* YOUR OBJECTIVE *
Each line containing the word "name" should be found and copied.
-------- RECORDS FOR THE TASK --------
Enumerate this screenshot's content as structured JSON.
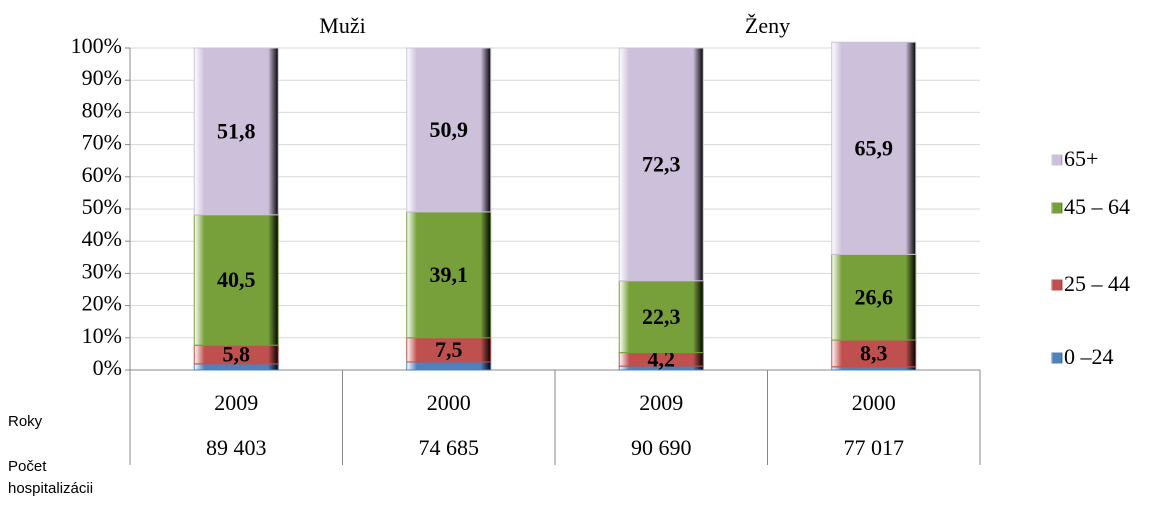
{
  "chart_data": {
    "type": "stacked_bar",
    "groups": [
      {
        "name": "Muži"
      },
      {
        "name": "Ženy"
      }
    ],
    "categories": [
      "2009",
      "2000",
      "2009",
      "2000"
    ],
    "row_labels": [
      "Roky",
      "Počet hospitalizácii"
    ],
    "counts": [
      {
        "value": 89403,
        "label": "89 403"
      },
      {
        "value": 74685,
        "label": "74 685"
      },
      {
        "value": 90690,
        "label": "90 690"
      },
      {
        "value": 77017,
        "label": "77 017"
      }
    ],
    "series": [
      {
        "name": "0 –24",
        "color": "#4f81bd",
        "values": [
          1.9,
          2.5,
          1.2,
          1.0
        ]
      },
      {
        "name": "25 – 44",
        "color": "#c0504d",
        "values": [
          5.8,
          7.5,
          4.2,
          8.3
        ],
        "value_labels": [
          "5,8",
          "7,5",
          "4,2",
          "8,3"
        ]
      },
      {
        "name": "45 – 64",
        "color": "#77a03a",
        "values": [
          40.5,
          39.1,
          22.3,
          26.6
        ],
        "value_labels": [
          "40,5",
          "39,1",
          "22,3",
          "26,6"
        ]
      },
      {
        "name": "65+",
        "color": "#ccc0da",
        "values": [
          51.8,
          50.9,
          72.3,
          65.9
        ],
        "value_labels": [
          "51,8",
          "50,9",
          "72,3",
          "65,9"
        ]
      }
    ],
    "ylim": [
      0,
      100
    ],
    "yticks": [
      {
        "value": 0,
        "label": "0%"
      },
      {
        "value": 10,
        "label": "10%"
      },
      {
        "value": 20,
        "label": "20%"
      },
      {
        "value": 30,
        "label": "30%"
      },
      {
        "value": 40,
        "label": "40%"
      },
      {
        "value": 50,
        "label": "50%"
      },
      {
        "value": 60,
        "label": "60%"
      },
      {
        "value": 70,
        "label": "70%"
      },
      {
        "value": 80,
        "label": "80%"
      },
      {
        "value": 90,
        "label": "90%"
      },
      {
        "value": 100,
        "label": "100%"
      }
    ],
    "grid": true,
    "legend": "right"
  }
}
--------
* EXPECTED ANSWER *
        "name": "Muži"
        "name": "Ženy"
        "name": "0 –24",
        "name": "25 – 44",
        "name": "45 – 64",
        "name": "65+",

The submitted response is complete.